▶ [Task description]
Only the number is wanted: how many lines of these entries contain the word "Employees"?

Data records
"""

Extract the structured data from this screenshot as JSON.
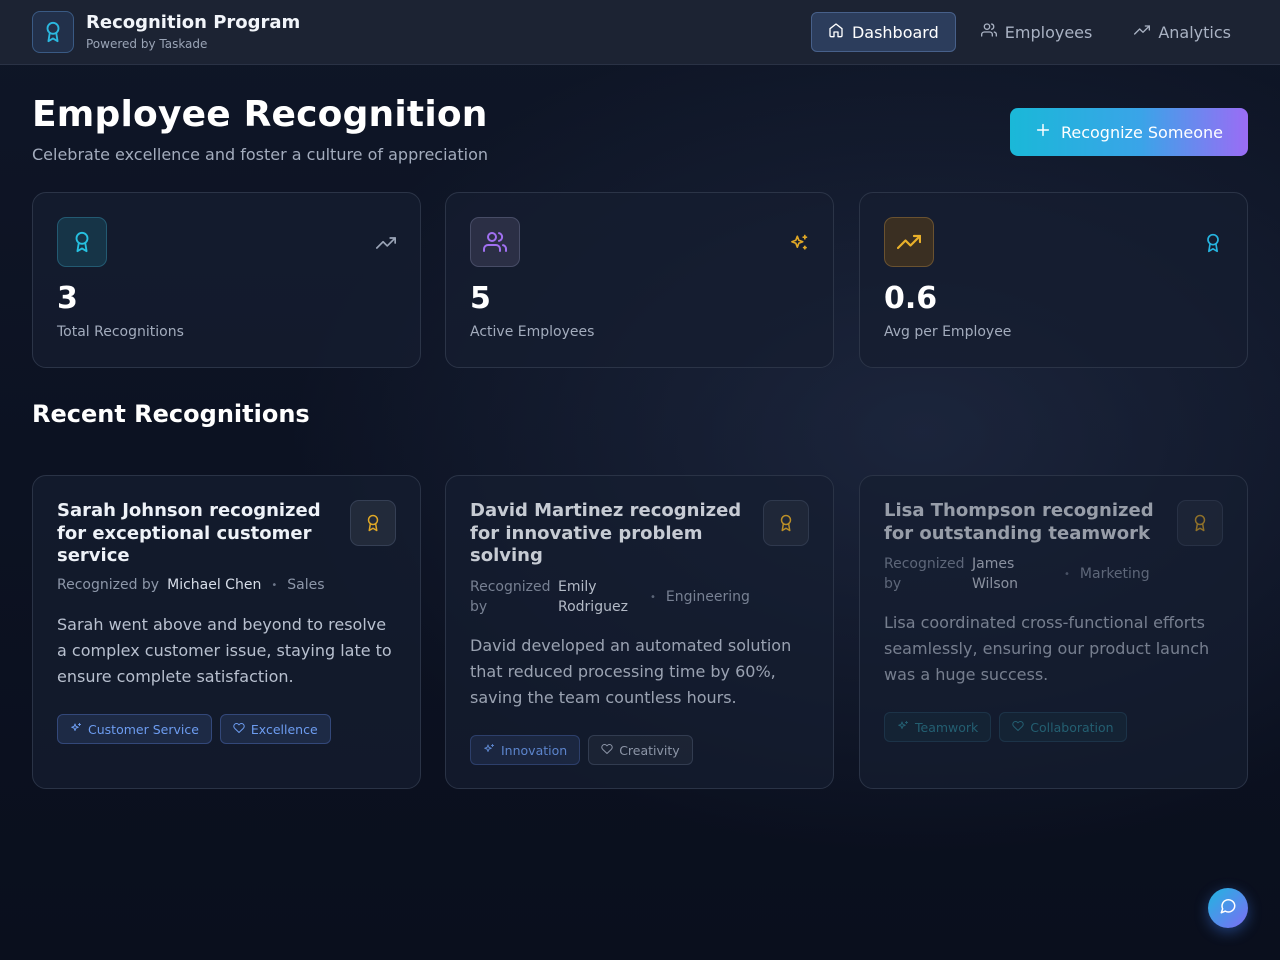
{
  "brand": {
    "title": "Recognition Program",
    "subtitle": "Powered by Taskade",
    "logo_icon": "award-icon"
  },
  "nav": [
    {
      "label": "Dashboard",
      "icon": "home-icon",
      "active": true
    },
    {
      "label": "Employees",
      "icon": "users-icon",
      "active": false
    },
    {
      "label": "Analytics",
      "icon": "trending-up-icon",
      "active": false
    }
  ],
  "page": {
    "title": "Employee Recognition",
    "subtitle": "Celebrate excellence and foster a culture of appreciation",
    "cta_label": "Recognize Someone"
  },
  "stats": [
    {
      "value": "3",
      "label": "Total Recognitions",
      "icon": "award-icon",
      "corner_icon": "trending-up-icon"
    },
    {
      "value": "5",
      "label": "Active Employees",
      "icon": "users-icon",
      "corner_icon": "sparkles-icon"
    },
    {
      "value": "0.6",
      "label": "Avg per Employee",
      "icon": "trending-up-icon",
      "corner_icon": "award-icon"
    }
  ],
  "recent": {
    "title": "Recent Recognitions",
    "by_label": "Recognized by",
    "items": [
      {
        "title": "Sarah Johnson recognized for exceptional customer service",
        "by_name": "Michael Chen",
        "department": "Sales",
        "message": "Sarah went above and beyond to resolve a complex customer issue, staying late to ensure complete satisfaction.",
        "tags": [
          {
            "label": "Customer Service",
            "icon": "sparkles-icon"
          },
          {
            "label": "Excellence",
            "icon": "heart-icon"
          }
        ]
      },
      {
        "title": "David Martinez recognized for innovative problem solving",
        "by_name": "Emily Rodriguez",
        "department": "Engineering",
        "message": "David developed an automated solution that reduced processing time by 60%, saving the team countless hours.",
        "tags": [
          {
            "label": "Innovation",
            "icon": "sparkles-icon"
          },
          {
            "label": "Creativity",
            "icon": "heart-icon"
          }
        ]
      },
      {
        "title": "Lisa Thompson recognized for outstanding teamwork",
        "by_name": "James Wilson",
        "department": "Marketing",
        "message": "Lisa coordinated cross-functional efforts seamlessly, ensuring our product launch was a huge success.",
        "tags": [
          {
            "label": "Teamwork",
            "icon": "sparkles-icon"
          },
          {
            "label": "Collaboration",
            "icon": "heart-icon"
          }
        ]
      }
    ]
  },
  "colors": {
    "accent_cyan": "#22b8d8",
    "accent_purple": "#9b6cf5",
    "gold": "#e0a826",
    "tag_blue": "#6d9cf0"
  },
  "chat_icon": "message-circle-icon"
}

"""

▶ [Worked solution]
2